* [Data for this exercise]:
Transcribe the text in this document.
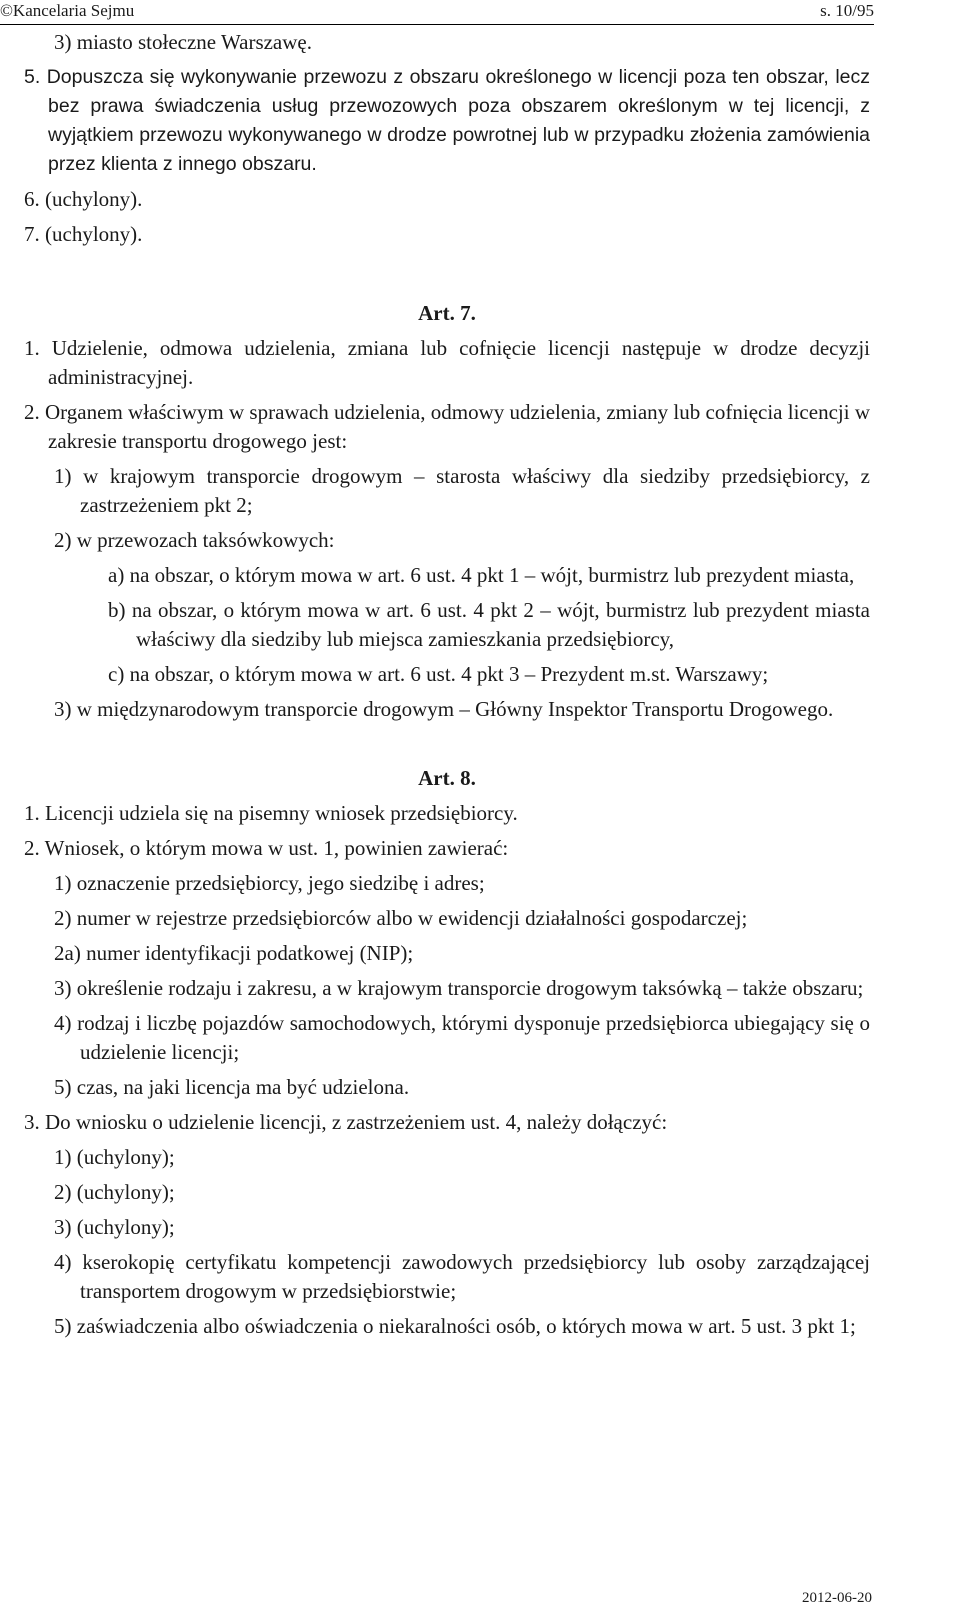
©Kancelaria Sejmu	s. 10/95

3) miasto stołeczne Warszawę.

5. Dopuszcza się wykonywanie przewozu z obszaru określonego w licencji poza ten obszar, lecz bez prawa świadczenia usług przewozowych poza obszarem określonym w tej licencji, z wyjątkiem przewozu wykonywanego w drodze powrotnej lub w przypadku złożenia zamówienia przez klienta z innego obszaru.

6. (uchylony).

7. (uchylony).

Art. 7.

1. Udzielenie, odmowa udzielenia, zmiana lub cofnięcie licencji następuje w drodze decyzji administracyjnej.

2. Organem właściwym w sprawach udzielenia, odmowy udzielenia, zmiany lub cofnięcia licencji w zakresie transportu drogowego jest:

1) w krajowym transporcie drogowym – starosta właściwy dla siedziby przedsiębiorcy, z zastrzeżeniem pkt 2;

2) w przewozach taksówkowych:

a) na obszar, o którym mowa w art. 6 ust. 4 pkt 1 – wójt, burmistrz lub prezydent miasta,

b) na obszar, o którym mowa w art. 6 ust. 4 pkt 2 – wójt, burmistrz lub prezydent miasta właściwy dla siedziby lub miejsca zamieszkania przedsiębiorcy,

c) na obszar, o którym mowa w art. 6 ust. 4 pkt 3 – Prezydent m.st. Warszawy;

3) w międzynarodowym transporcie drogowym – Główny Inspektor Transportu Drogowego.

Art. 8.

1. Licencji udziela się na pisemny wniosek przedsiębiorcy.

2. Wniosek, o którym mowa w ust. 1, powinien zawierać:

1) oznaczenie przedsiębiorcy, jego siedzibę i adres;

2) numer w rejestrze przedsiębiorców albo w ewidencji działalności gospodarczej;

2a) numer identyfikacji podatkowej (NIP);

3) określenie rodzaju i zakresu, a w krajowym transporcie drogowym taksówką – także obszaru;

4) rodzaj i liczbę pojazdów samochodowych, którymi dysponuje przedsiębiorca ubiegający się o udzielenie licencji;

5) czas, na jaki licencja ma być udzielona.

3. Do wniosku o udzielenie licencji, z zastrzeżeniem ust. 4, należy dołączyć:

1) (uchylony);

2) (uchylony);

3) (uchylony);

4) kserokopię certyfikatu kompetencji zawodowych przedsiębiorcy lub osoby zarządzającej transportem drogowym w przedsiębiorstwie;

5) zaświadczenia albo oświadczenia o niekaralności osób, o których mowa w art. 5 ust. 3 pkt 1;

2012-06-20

* [Stated problem]: List each line holding the string "numer".

* [Written response]:
2) numer w rejestrze przedsiębiorców albo w ewidencji działalności gospodarczej;
2a) numer identyfikacji podatkowej (NIP);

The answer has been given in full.